__DATA SUPPLIED__
◇ ◇ ◇ ◇

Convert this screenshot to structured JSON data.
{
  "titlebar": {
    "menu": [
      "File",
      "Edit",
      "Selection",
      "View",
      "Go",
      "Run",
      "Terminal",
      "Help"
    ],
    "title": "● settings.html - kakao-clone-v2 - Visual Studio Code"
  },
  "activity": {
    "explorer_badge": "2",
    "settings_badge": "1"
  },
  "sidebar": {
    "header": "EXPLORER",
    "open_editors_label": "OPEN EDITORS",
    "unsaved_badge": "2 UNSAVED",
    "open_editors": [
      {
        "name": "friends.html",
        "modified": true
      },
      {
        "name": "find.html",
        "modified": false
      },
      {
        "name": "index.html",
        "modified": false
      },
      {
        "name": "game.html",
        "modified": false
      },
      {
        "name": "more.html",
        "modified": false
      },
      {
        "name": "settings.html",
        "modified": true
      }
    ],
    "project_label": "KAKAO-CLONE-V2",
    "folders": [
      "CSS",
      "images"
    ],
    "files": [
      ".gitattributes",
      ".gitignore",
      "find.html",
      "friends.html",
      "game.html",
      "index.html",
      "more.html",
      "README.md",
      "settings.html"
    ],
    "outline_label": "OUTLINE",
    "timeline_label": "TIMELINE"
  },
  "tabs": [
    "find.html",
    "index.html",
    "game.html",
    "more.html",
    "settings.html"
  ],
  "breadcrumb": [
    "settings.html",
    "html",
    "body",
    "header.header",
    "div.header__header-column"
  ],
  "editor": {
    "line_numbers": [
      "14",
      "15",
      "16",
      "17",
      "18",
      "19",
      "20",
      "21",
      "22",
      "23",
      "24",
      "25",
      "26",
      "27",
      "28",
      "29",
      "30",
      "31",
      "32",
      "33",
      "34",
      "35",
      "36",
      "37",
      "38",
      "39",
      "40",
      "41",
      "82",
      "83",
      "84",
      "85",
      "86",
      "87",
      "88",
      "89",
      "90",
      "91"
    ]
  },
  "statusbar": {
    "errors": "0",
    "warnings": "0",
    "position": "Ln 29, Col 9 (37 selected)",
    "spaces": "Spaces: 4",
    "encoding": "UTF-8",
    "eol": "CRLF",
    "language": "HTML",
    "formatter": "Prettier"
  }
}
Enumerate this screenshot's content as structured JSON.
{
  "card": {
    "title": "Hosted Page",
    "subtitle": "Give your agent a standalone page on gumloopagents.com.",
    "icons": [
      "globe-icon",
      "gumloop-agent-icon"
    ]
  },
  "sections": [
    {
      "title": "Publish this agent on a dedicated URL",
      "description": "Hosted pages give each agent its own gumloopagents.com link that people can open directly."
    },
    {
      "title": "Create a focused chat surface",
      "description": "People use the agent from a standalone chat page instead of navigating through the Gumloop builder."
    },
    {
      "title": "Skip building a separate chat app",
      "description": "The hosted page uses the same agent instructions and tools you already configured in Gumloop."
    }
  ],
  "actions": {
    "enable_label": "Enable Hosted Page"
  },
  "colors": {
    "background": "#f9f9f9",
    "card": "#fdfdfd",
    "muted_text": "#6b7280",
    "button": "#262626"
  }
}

◇ ◇ ◇ ◇

__WORK INSTRUCTIONS__
Pull out every line in the data above that has the word "standalone".

__SOLUTION TO THIS PROBLEM__
    "subtitle": "Give your agent a standalone page on gumloopagents.com.",
      "description": "People use the agent from a standalone chat page instead of navigating through the Gumloop builder."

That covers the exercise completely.